#### [Consignes]
(1) Traduisez en anglais cette phrase de l’extrait sur Amont dévers : « Mais, après mon expérience de lecture, je peux dire que ce n’est pas du tout le cas, bien au contraire. »
(2) Poursuivez l’extrait sur l’anthologie Amont dévers à partir de sa dernière phrase.

#### [Extrait]
——————————
Lecture de Amont dévers de Jean-Charles Vegliante

L’anthologie poétique intitulée Amont dévers de Jean-Charles Vegliante, en 13 épisodes, a été régulièrement publiée sur le site Recours au poème, de 2016 à 2019 1. Facile d’accès, grâce à la mise en page très agréable du site, il m’a semblé néanmoins utile de proposer (aux lecteurs et lectrices qui l’auraient autant appréciée que moi), une présentation critique générale.

Car, si (à première vue) lorsque l’on clique, l’un après l’autre, sur chacun des 13 épisodes, on constate qu’il s’agit de traductions en français de poésies italiennes, l’on pourrait croire qu’il s’agit simplement d’une anthologie traditionnelle, comme toutes les autres. Une de plus. Pourquoi pas. Mais, après mon expérience de lecture, je peux dire que ce n’est pas du tout le cas, bien au contraire. Il suffit aux lecteurs attentifs de regrouper, comme je l’ai fait, les 13 épisodes (par exemple dans un fichier de traitement de texte), pour s’apercevoir que le regroupement des textes ne suit pas un traditionnel ordre chronologique (on ne va pas y trouver, par exemple dans le premier épisode, telle période, disons, pour faire simple, le Moyen-âge, dans le deuxième, telle autre, disons la Renaissance, etc.). Non. Cette anthologie a un caractère original puisqu’elle est qualifiée de POÉTIQUE. Du reste, au sein même des livraisons, il y a souvent des regroupements par tranches temporelles diverses.
——————————
#### [Documents fournis]

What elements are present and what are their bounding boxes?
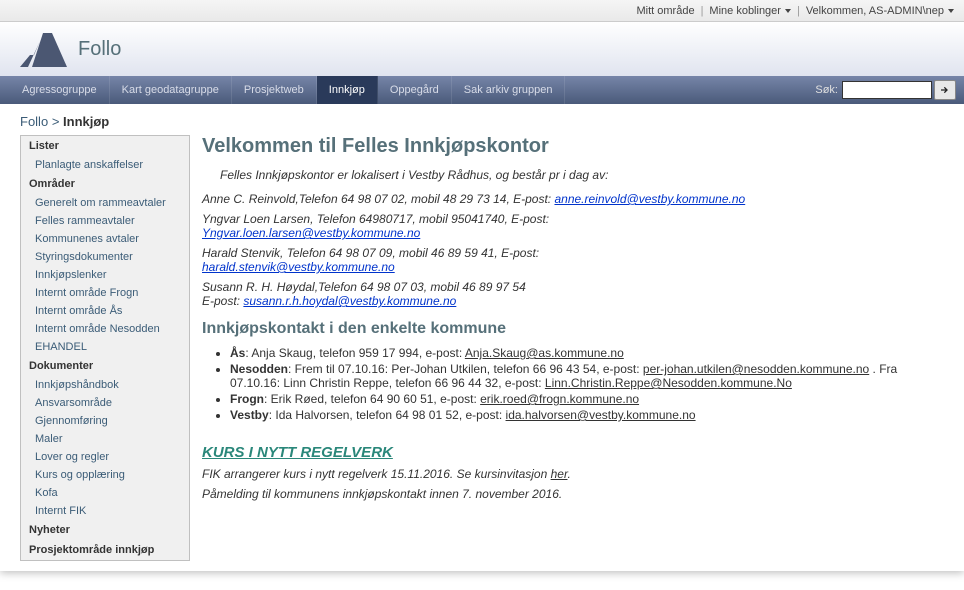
——————————
#### [Réponses aux consignes]
(1) But after my reading experience, I can say that this is not the case at all; quite the contrary.

(2)
Ici, chaque épisode propose un texte introductif qui va être ensuite illustré par plusieurs « exemples […] bien caractéristiques de la poésie italienne majeure et parfois "mineure" mais non moins importante ». En somme, le projet est pensé dans une dimension plurielle : Vegliante propose des concepts fondamentaux sur la poésie en laissant s’exprimer d’autres poètes à travers leurs compositions dont « les capacités de critique et d’écriture […] se manifesteront d’emblée ».

Domenico di Michelin (1417– - 1491) représentant Dante en équilibre entre la montagne du purgatoire et la ville de Florence. Illustration d'Amont dévers, dixième livraison.

 

À moins que le projet ait été pensé dans le sens inverse : les poésies sélectionnées par le poète expriment des concepts fondamentaux, mis en évidence dans chaque texte introductif de chaque épisode 2.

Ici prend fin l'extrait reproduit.